• Short problem: Find every line in the records below that holds the word "this", and copy each one.

── Data supplied ──

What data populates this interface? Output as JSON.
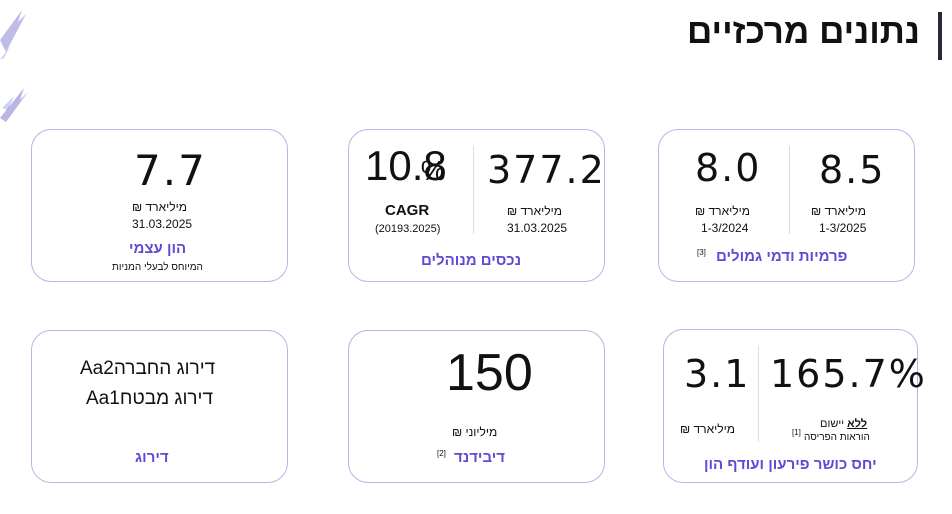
{
  "page": {
    "title": "נתונים מרכזיים"
  },
  "cards": {
    "equity": {
      "value": "7.7",
      "unit": "מיליארד ₪",
      "date": "31.03.2025",
      "label": "הון עצמי",
      "sublabel": "המיוחס לבעלי המניות"
    },
    "aum": {
      "cagr_value": "10.8",
      "cagr_pct": "%",
      "cagr_label": "CAGR",
      "cagr_range": "(20193.2025)",
      "value": "377.2",
      "unit": "מיליארד ₪",
      "date": "31.03.2025",
      "label": "נכסים מנוהלים"
    },
    "premiums": {
      "value_left": "8.0",
      "unit_left": "מיליארד ₪",
      "period_left": "1-3/2024",
      "value_right": "8.5",
      "unit_right": "מיליארד ₪",
      "period_right": "1-3/2025",
      "label": "פרמיות ודמי גמולים",
      "footnote": "[3]"
    },
    "rating": {
      "line1": "דירוג החברהAa2",
      "line2": "דירוג מבטחAa1",
      "label": "דירוג"
    },
    "dividend": {
      "value": "150",
      "unit": "מיליוני ₪",
      "label": "דיבידנד",
      "footnote": "[2]"
    },
    "solvency": {
      "value_left": "3.1",
      "unit_left": "מיליארד ₪",
      "value_right": "165.7%",
      "note_bold": "ללא",
      "note_rest": " יישום",
      "note_line2": "הוראות הפריסה",
      "footnote": "[1]",
      "label": "יחס כושר פירעון ועודף הון"
    }
  },
  "colors": {
    "accent": "#5b4bd6",
    "border": "#b9b3e8",
    "deco": "#8a86d6"
  }
}
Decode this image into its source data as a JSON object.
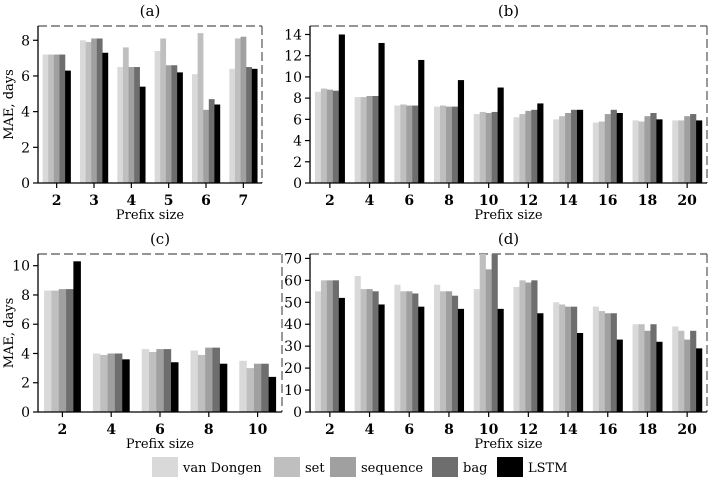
{
  "legend": {
    "series_names": [
      "van Dongen",
      "set",
      "sequence",
      "bag",
      "LSTM"
    ],
    "series_colors": [
      "#d9d9d9",
      "#bfbfbf",
      "#a0a0a0",
      "#6e6e6e",
      "#000000"
    ]
  },
  "chart_data": [
    {
      "type": "bar",
      "title": "(a)",
      "xlabel": "Prefix size",
      "ylabel": "MAE, days",
      "ylim": [
        0,
        8.8
      ],
      "yticks": [
        0,
        2,
        4,
        6,
        8
      ],
      "categories": [
        "2",
        "3",
        "4",
        "5",
        "6",
        "7"
      ],
      "series": [
        {
          "name": "van Dongen",
          "values": [
            7.2,
            8.0,
            6.5,
            7.4,
            6.1,
            6.4
          ]
        },
        {
          "name": "set",
          "values": [
            7.2,
            7.9,
            7.6,
            8.1,
            8.4,
            8.1
          ]
        },
        {
          "name": "sequence",
          "values": [
            7.2,
            8.1,
            6.5,
            6.6,
            4.1,
            8.2
          ]
        },
        {
          "name": "bag",
          "values": [
            7.2,
            8.1,
            6.5,
            6.6,
            4.7,
            6.5
          ]
        },
        {
          "name": "LSTM",
          "values": [
            6.3,
            7.3,
            5.4,
            6.2,
            4.4,
            6.4
          ]
        }
      ]
    },
    {
      "type": "bar",
      "title": "(b)",
      "xlabel": "Prefix size",
      "ylabel": "",
      "ylim": [
        0,
        14.8
      ],
      "yticks": [
        0,
        2,
        4,
        6,
        8,
        10,
        12,
        14
      ],
      "categories": [
        "2",
        "4",
        "6",
        "8",
        "10",
        "12",
        "14",
        "16",
        "18",
        "20"
      ],
      "series": [
        {
          "name": "van Dongen",
          "values": [
            8.6,
            8.1,
            7.3,
            7.2,
            6.5,
            6.2,
            6.0,
            5.7,
            5.9,
            5.9
          ]
        },
        {
          "name": "set",
          "values": [
            8.9,
            8.1,
            7.4,
            7.3,
            6.7,
            6.5,
            6.3,
            5.8,
            5.8,
            5.9
          ]
        },
        {
          "name": "sequence",
          "values": [
            8.8,
            8.2,
            7.3,
            7.2,
            6.6,
            6.8,
            6.6,
            6.5,
            6.3,
            6.3
          ]
        },
        {
          "name": "bag",
          "values": [
            8.7,
            8.2,
            7.3,
            7.2,
            6.7,
            6.9,
            6.9,
            6.9,
            6.6,
            6.5
          ]
        },
        {
          "name": "LSTM",
          "values": [
            14.0,
            13.2,
            11.6,
            9.7,
            9.0,
            7.5,
            6.9,
            6.6,
            6.0,
            5.9
          ]
        }
      ]
    },
    {
      "type": "bar",
      "title": "(c)",
      "xlabel": "Prefix size",
      "ylabel": "MAE, days",
      "ylim": [
        0,
        10.8
      ],
      "yticks": [
        0,
        2,
        4,
        6,
        8,
        10
      ],
      "categories": [
        "2",
        "4",
        "6",
        "8",
        "10"
      ],
      "series": [
        {
          "name": "van Dongen",
          "values": [
            8.3,
            4.0,
            4.3,
            4.2,
            3.5
          ]
        },
        {
          "name": "set",
          "values": [
            8.3,
            3.9,
            4.1,
            3.9,
            3.0
          ]
        },
        {
          "name": "sequence",
          "values": [
            8.4,
            4.0,
            4.3,
            4.4,
            3.3
          ]
        },
        {
          "name": "bag",
          "values": [
            8.4,
            4.0,
            4.3,
            4.4,
            3.3
          ]
        },
        {
          "name": "LSTM",
          "values": [
            10.3,
            3.6,
            3.4,
            3.3,
            2.4
          ]
        }
      ]
    },
    {
      "type": "bar",
      "title": "(d)",
      "xlabel": "Prefix size",
      "ylabel": "",
      "ylim": [
        0,
        72
      ],
      "yticks": [
        0,
        10,
        20,
        30,
        40,
        50,
        60,
        70
      ],
      "categories": [
        "2",
        "4",
        "6",
        "8",
        "10",
        "12",
        "14",
        "16",
        "18",
        "20"
      ],
      "series": [
        {
          "name": "van Dongen",
          "values": [
            55,
            62,
            58,
            58,
            56,
            57,
            50,
            48,
            40,
            39
          ]
        },
        {
          "name": "set",
          "values": [
            60,
            56,
            55,
            55,
            72,
            60,
            49,
            46,
            40,
            37
          ]
        },
        {
          "name": "sequence",
          "values": [
            60,
            56,
            55,
            55,
            65,
            59,
            48,
            45,
            37,
            33
          ]
        },
        {
          "name": "bag",
          "values": [
            60,
            55,
            54,
            53,
            72,
            60,
            48,
            45,
            40,
            37
          ]
        },
        {
          "name": "LSTM",
          "values": [
            52,
            49,
            48,
            47,
            47,
            45,
            36,
            33,
            32,
            29
          ]
        }
      ]
    }
  ]
}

───

• The reply:
What data populates this interface? Output as JSON.
Decode this image into its source data as a JSON object.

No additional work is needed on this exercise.